**Task directions**
Exactly as written, quote every line that follows, skipping the images.

[Collected data entries]
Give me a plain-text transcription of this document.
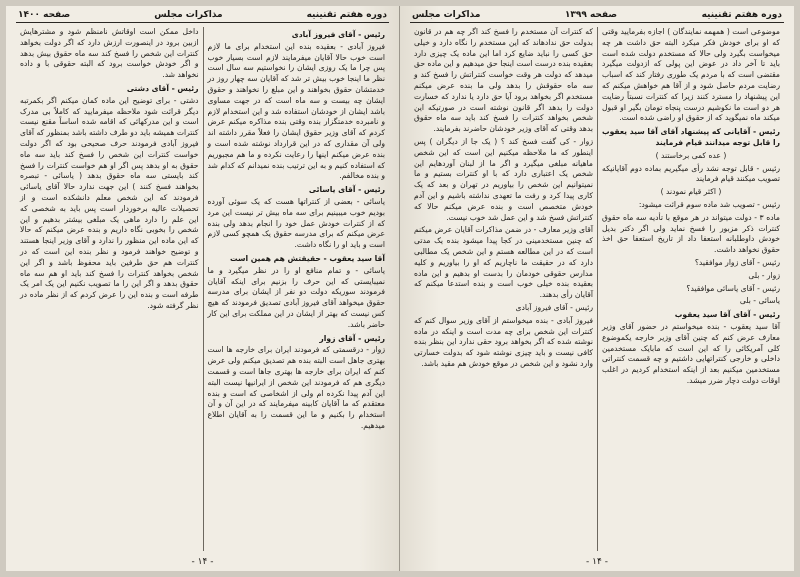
دوره هفتم تقنینیه
مذاکرات مجلس
صفحه ۱۴۰۰
رئیس - آقای فیروز آبادی

فیروز آبادی - بعقیده بنده این استخدام برای ما لازم است خوب حالا آقایان میفرمایند لازم است بسیار خوب پس چرا ما یک روزی ایشان را نخواستیم سه سال است نظر ما اینجا خوب بیش تر شد که آقایان سه چهار روز در خدمتشان حقوق بخواهند و این مبلغ را نخواهند و حقوق ایشان چه بیست و سه ماه است که در جهت مساوی باشد ایشان از خودشان استفاده شد و این استخدام لازم و نامبرده خدمتگزار بنده وقتی بنده مذاکره میکنم عرض کردم که آقای وزیر حقوق ایشان را فعلاً مقرر داشته اند ولی آن مقداری که در این قرارداد نوشته شده است و بنده عرض میکنم اینها را رعایت نکرده و ما هم مجبوریم که استفاده کنیم و به این ترتیب بنده نمیدانم که کدام شد و بنده مخالفم.

رئیس - آقای یاسائی

یاسائی - بعضی از کنتراتها هست که یک سوئی آورده بودیم خوب میبینیم برای سه ماه بیش تر نیست این مرد که از کنترات خودش عمل خود را انجام بدهد ولی بنده عرض میکنم که برای مدرسه حقوق یک همچو کسی لازم است و باید او را نگاه داشت.

آقا سید یعقوب - حقیقتش هم همین است

یاسائی - و تمام منافع او را در نظر میگیرد و ما نمیبایستی که این حرف را بزنیم برای اینکه آقایان فرمودند سوریکه دولت دو نفر از ایشان برای مدرسه حقوق میخواهد آقای فیروز آبادی تصدیق فرمودند که هیچ کس نیست که بهتر از ایشان در این مملکت برای این کار حاضر باشد.

رئیس - آقای زوار

زوار - درقسمتی که فرمودند ایران برای خارجه ها است بهتری جاهل است البته بنده هم تصدیق میکنم ولی عرض کنم که ایران برای خارجه ها بهتری جاها است و قسمت دیگری هم که فرمودند این شخص از ایرانیها نیست البته این آدم پیدا نکرده ام ولی از اشخاصی که است و بنده معتقدم که ما آقایان کابینه میفرمایند که در این آن و آن استخدام را بکنیم و ما این قسمت را به آقایان اطلاع میدهیم.

داخل ممکن است اوقاتش نامنظم شود و مشترهایش ازبین برود در اینصورت ارزش دارد که اگر دولت بخواهد کنترات این شخص را فسخ کند سه ماه حقوق بیش بدهد و اگر خودش خواست برود که البته حقوقی با و داده نخواهد شد.

رئیس - آقای دشتی

دشتی - برای توضیح این ماده کمان میکنم اگر بکمرتبه دیگر قرائت شود ملاحظه میفرمایید که کاملاً بی مدرک است و این مدرکهائی که اقامه شده اساساً مقنع نیست کنترات همیشه باید دو طرف داشته باشد بمنظور که آقای فیروز آبادی فرمودند حرف صحیحی بود که اگر دولت خواست کنترات این شخص را فسخ کند باید سه ماه حقوق به او بدهد پس اگر او هم خواست کنترات را فسخ کند بایستی سه ماه حقوق بدهد ( یاسائی - تبصره بخواهند فسخ کنند ) این جهت ندارد حالا آقای یاسائی فرمودند که این شخص معلم دانشکده است و از تحصیلات عالیه برخوردار است پس باید به شخصی که این علم را دارد ماهی یک مبلغی بیشتر بدهیم و این شخص را بخوبی نگاه داریم و بنده عرض میکنم که حالا که این ماده این منظور را ندارد و آقای وزیر اینجا هستند و توضیح خواهند فرمود و نظر بنده این است که در کنترات هم حق طرفین باید محفوظ باشد و اگر این شخص بخواهد کنترات را فسخ کند باید او هم سه ماه حقوق بدهد و اگر این را ما تصویب نکنیم این یک امر یک طرفه است و بنده این را عرض کردم که از نظر ماده در نظر گرفته شود.

- ۱۴ -
دوره هفتم تقنینیه
صفحه ۱۳۹۹
مذاکرات مجلس

موضوعی است ( همهمه نمایندگان ) اجازه بفرمایید وقتی که او برای خودش فکر میکرد البته حق داشت هر چه میخواست بگیرد ولی حالا که مستخدم دولت شده است باید تا آخر داد در عوض این پولی که ازدولت میگیرد مقتضی است که با مردم یک طوری رفتار کند که اسباب رضایت مردم حاصل شود و از آقا هم خواهش میکنم که این پیشنهاد را مسترد کنند زیرا که کنترات نسبتاً رضایت هر دو است ما نکوشیم درست پنجاه تومان بگیر او قبول میکند ماه نمیگوید که از حقوق او راضی شده است.

رئیس - آقایانی که پیشنهاد آقای آقا سید یعقوب را قابل توجه میدانند قیام فرمایند
( عده کمی برخاستند )

رئیس - قابل توجه نشد رأی میگیریم بماده دوم آقایانیکه تصویب میکنند قیام فرمایند

( اکثر قیام نمودند )

رئیس - تصویب شد ماده سوم قرائت میشود:

ماده ۳ - دولت میتواند در هر موقع با تأدیه سه ماه حقوق کنترات ذکر مزبور را فسخ نماید ولی اگر دکتر بدیل خودش داوطلبانه استعفا داد از تاریخ استعفا حق اخذ حقوق نخواهد داشت.

رئیس - آقای زوار موافقید؟

زوار - بلی

رئیس - آقای یاسائی موافقید؟

یاسائی - بلی

رئیس - آقای آقا سید یعقوب

آقا سید یعقوب - بنده میخواستم در حضور آقای وزیر معارف عرض کنم که چنین آقای وزیر خارجه یکموضوع کلی آمریکائی را که این است که مابایک مستخدمین داخلی و خارجی کنتراتهایی داشتیم و چه قسمت کنتراتی مستخدمین میکنیم بعد از اینکه استخدام کردیم در اغلب اوقات دولت دچار ضرر میشد.

که کنترات آن مستخدم را فسخ کند اگر چه هم در قانون بدولت حق ندادهاند که این مستخدم را نگاه دارد و خیلی حق کسی را نباید ضایع کرد اما این ماده یک چیزی دارد بعقیده بنده درست است اینجا حق میدهیم و این ماده حق میدهد که دولت هر وقت خواست کنتراتش را فسخ کند و سه ماه حقوقش را بدهد ولی ما بنده عرض میکنم مستخدم اگر بخواهد برود آیا حق دارد یا ندارد که خسارت دولت را بدهد اگر قانون نوشته است در صورتیکه این شخص بخواهد کنترات را فسخ کند باید سه ماه حقوق بدهد وقتی که آقای وزیر خودشان حاضرند بفرمایند.

زوار - کی گفت فسخ کند ؟ ( یک جا از دیگران ) پس اینطور که ما ملاحظه میکنیم این است که این شخص ماهیانه مبلغی میگیرد و اگر ما از لبنان آوردهایم این شخص یک اعتباری دارد که با او کنترات بستیم و ما نمیتوانیم این شخص را بیاوریم در تهران و بعد که یک کاری پیدا کرد و رفت ما تعهدی نداشته باشیم و این آدم خودش متخصص است و بنده عرض میکنم حالا که کنتراتش فسخ شد و این عمل شد خوب نیست.

آقای وزیر معارف - در ضمن مذاکرات آقایان عرض میکنم که چنین مستخدمینی در کجا پیدا میشود بنده یک مدتی است که در این مطالعه هستم و این شخص یک مطالبی دارد که در حقیقت ما ناچاریم که او را بیاوریم و کلیه مدارس حقوقی خودمان را بدست او بدهیم و این ماده بعقیده بنده خیلی خوب است و بنده استدعا میکنم که آقایان رأی بدهند.

رئیس - آقای فیروز آبادی

فیروز آبادی - بنده میخواستم از آقای وزیر سوال کنم که کنترات این شخص برای چه مدت است و اینکه در ماده نوشته شده که اگر بخواهد برود حقی ندارد این بنظر بنده کافی نیست و باید چیزی نوشته شود که بدولت خسارتی وارد نشود و این شخص در موقع خودش هم مقید باشد.

- ۱۴ -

**Exercise output**
Give me a plain-text transcription of this document.
دوره هفتم تقنینیه
مذاکرات مجلس
صفحه ۱۴۰۰
رئیس - آقای فیروز آبادی

فیروز آبادی - بعقیده بنده این استخدام برای ما لازم است خوب حالا آقایان میفرمایند لازم است بسیار خوب پس چرا ما یک روزی ایشان را نخواستیم سه سال است نظر ما اینجا خوب بیش تر شد که آقایان سه چهار روز در خدمتشان حقوق بخواهند و این مبلغ را نخواهند و حقوق ایشان چه بیست و سه ماه است که در جهت مساوی باشد ایشان از خودشان استفاده شد و این استخدام لازم و نامبرده خدمتگزار بنده وقتی بنده مذاکره میکنم عرض کردم که آقای وزیر حقوق ایشان را فعلاً مقرر داشته اند ولی آن مقداری که در این قرارداد نوشته شده است و بنده عرض میکنم اینها را رعایت نکرده و ما هم مجبوریم که استفاده کنیم و به این ترتیب بنده نمیدانم که کدام شد و بنده مخالفم.

رئیس - آقای یاسائی

یاسائی - بعضی از کنتراتها هست که یک سوئی آورده بودیم خوب میبینیم برای سه ماه بیش تر نیست این مرد که از کنترات خودش عمل خود را انجام بدهد ولی بنده عرض میکنم که برای مدرسه حقوق یک همچو کسی لازم است و باید او را نگاه داشت.

آقا سید یعقوب - حقیقتش هم همین است

یاسائی - و تمام منافع او را در نظر میگیرد و ما نمیبایستی که این حرف را بزنیم برای اینکه آقایان فرمودند سوریکه دولت دو نفر از ایشان برای مدرسه حقوق میخواهد آقای فیروز آبادی تصدیق فرمودند که هیچ کس نیست که بهتر از ایشان در این مملکت برای این کار حاضر باشد.

رئیس - آقای زوار

زوار - درقسمتی که فرمودند ایران برای خارجه ها است بهتری جاهل است البته بنده هم تصدیق میکنم ولی عرض کنم که ایران برای خارجه ها بهتری جاها است و قسمت دیگری هم که فرمودند این شخص از ایرانیها نیست البته این آدم پیدا نکرده ام ولی از اشخاصی که است و بنده معتقدم که ما آقایان کابینه میفرمایند که در این آن و آن استخدام را بکنیم و ما این قسمت را به آقایان اطلاع میدهیم.

داخل ممکن است اوقاتش نامنظم شود و مشترهایش ازبین برود در اینصورت ارزش دارد که اگر دولت بخواهد کنترات این شخص را فسخ کند سه ماه حقوق بیش بدهد و اگر خودش خواست برود که البته حقوقی با و داده نخواهد شد.

رئیس - آقای دشتی

دشتی - برای توضیح این ماده کمان میکنم اگر بکمرتبه دیگر قرائت شود ملاحظه میفرمایید که کاملاً بی مدرک است و این مدرکهائی که اقامه شده اساساً مقنع نیست کنترات همیشه باید دو طرف داشته باشد بمنظور که آقای فیروز آبادی فرمودند حرف صحیحی بود که اگر دولت خواست کنترات این شخص را فسخ کند باید سه ماه حقوق به او بدهد پس اگر او هم خواست کنترات را فسخ کند بایستی سه ماه حقوق بدهد ( یاسائی - تبصره بخواهند فسخ کنند ) این جهت ندارد حالا آقای یاسائی فرمودند که این شخص معلم دانشکده است و از تحصیلات عالیه برخوردار است پس باید به شخصی که این علم را دارد ماهی یک مبلغی بیشتر بدهیم و این شخص را بخوبی نگاه داریم و بنده عرض میکنم که حالا که این ماده این منظور را ندارد و آقای وزیر اینجا هستند و توضیح خواهند فرمود و نظر بنده این است که در کنترات هم حق طرفین باید محفوظ باشد و اگر این شخص بخواهد کنترات را فسخ کند باید او هم سه ماه حقوق بدهد و اگر این را ما تصویب نکنیم این یک امر یک طرفه است و بنده این را عرض کردم که از نظر ماده در نظر گرفته شود.

- ۱۴ -
دوره هفتم تقنینیه
صفحه ۱۳۹۹
مذاکرات مجلس

موضوعی است ( همهمه نمایندگان ) اجازه بفرمایید وقتی که او برای خودش فکر میکرد البته حق داشت هر چه میخواست بگیرد ولی حالا که مستخدم دولت شده است باید تا آخر داد در عوض این پولی که ازدولت میگیرد مقتضی است که با مردم یک طوری رفتار کند که اسباب رضایت مردم حاصل شود و از آقا هم خواهش میکنم که این پیشنهاد را مسترد کنند زیرا که کنترات نسبتاً رضایت هر دو است ما نکوشیم درست پنجاه تومان بگیر او قبول میکند ماه نمیگوید که از حقوق او راضی شده است.

رئیس - آقایانی که پیشنهاد آقای آقا سید یعقوب را قابل توجه میدانند قیام فرمایند
( عده کمی برخاستند )

رئیس - قابل توجه نشد رأی میگیریم بماده دوم آقایانیکه تصویب میکنند قیام فرمایند

( اکثر قیام نمودند )

رئیس - تصویب شد ماده سوم قرائت میشود:

ماده ۳ - دولت میتواند در هر موقع با تأدیه سه ماه حقوق کنترات ذکر مزبور را فسخ نماید ولی اگر دکتر بدیل خودش داوطلبانه استعفا داد از تاریخ استعفا حق اخذ حقوق نخواهد داشت.

رئیس - آقای زوار موافقید؟

زوار - بلی

رئیس - آقای یاسائی موافقید؟

یاسائی - بلی

رئیس - آقای آقا سید یعقوب

آقا سید یعقوب - بنده میخواستم در حضور آقای وزیر معارف عرض کنم که چنین آقای وزیر خارجه یکموضوع کلی آمریکائی را که این است که مابایک مستخدمین داخلی و خارجی کنتراتهایی داشتیم و چه قسمت کنتراتی مستخدمین میکنیم بعد از اینکه استخدام کردیم در اغلب اوقات دولت دچار ضرر میشد.

که کنترات آن مستخدم را فسخ کند اگر چه هم در قانون بدولت حق ندادهاند که این مستخدم را نگاه دارد و خیلی حق کسی را نباید ضایع کرد اما این ماده یک چیزی دارد بعقیده بنده درست است اینجا حق میدهیم و این ماده حق میدهد که دولت هر وقت خواست کنتراتش را فسخ کند و سه ماه حقوقش را بدهد ولی ما بنده عرض میکنم مستخدم اگر بخواهد برود آیا حق دارد یا ندارد که خسارت دولت را بدهد اگر قانون نوشته است در صورتیکه این شخص بخواهد کنترات را فسخ کند باید سه ماه حقوق بدهد وقتی که آقای وزیر خودشان حاضرند بفرمایند.

زوار - کی گفت فسخ کند ؟ ( یک جا از دیگران ) پس اینطور که ما ملاحظه میکنیم این است که این شخص ماهیانه مبلغی میگیرد و اگر ما از لبنان آوردهایم این شخص یک اعتباری دارد که با او کنترات بستیم و ما نمیتوانیم این شخص را بیاوریم در تهران و بعد که یک کاری پیدا کرد و رفت ما تعهدی نداشته باشیم و این آدم خودش متخصص است و بنده عرض میکنم حالا که کنتراتش فسخ شد و این عمل شد خوب نیست.

آقای وزیر معارف - در ضمن مذاکرات آقایان عرض میکنم که چنین مستخدمینی در کجا پیدا میشود بنده یک مدتی است که در این مطالعه هستم و این شخص یک مطالبی دارد که در حقیقت ما ناچاریم که او را بیاوریم و کلیه مدارس حقوقی خودمان را بدست او بدهیم و این ماده بعقیده بنده خیلی خوب است و بنده استدعا میکنم که آقایان رأی بدهند.

رئیس - آقای فیروز آبادی

فیروز آبادی - بنده میخواستم از آقای وزیر سوال کنم که کنترات این شخص برای چه مدت است و اینکه در ماده نوشته شده که اگر بخواهد برود حقی ندارد این بنظر بنده کافی نیست و باید چیزی نوشته شود که بدولت خسارتی وارد نشود و این شخص در موقع خودش هم مقید باشد.

- ۱۴ -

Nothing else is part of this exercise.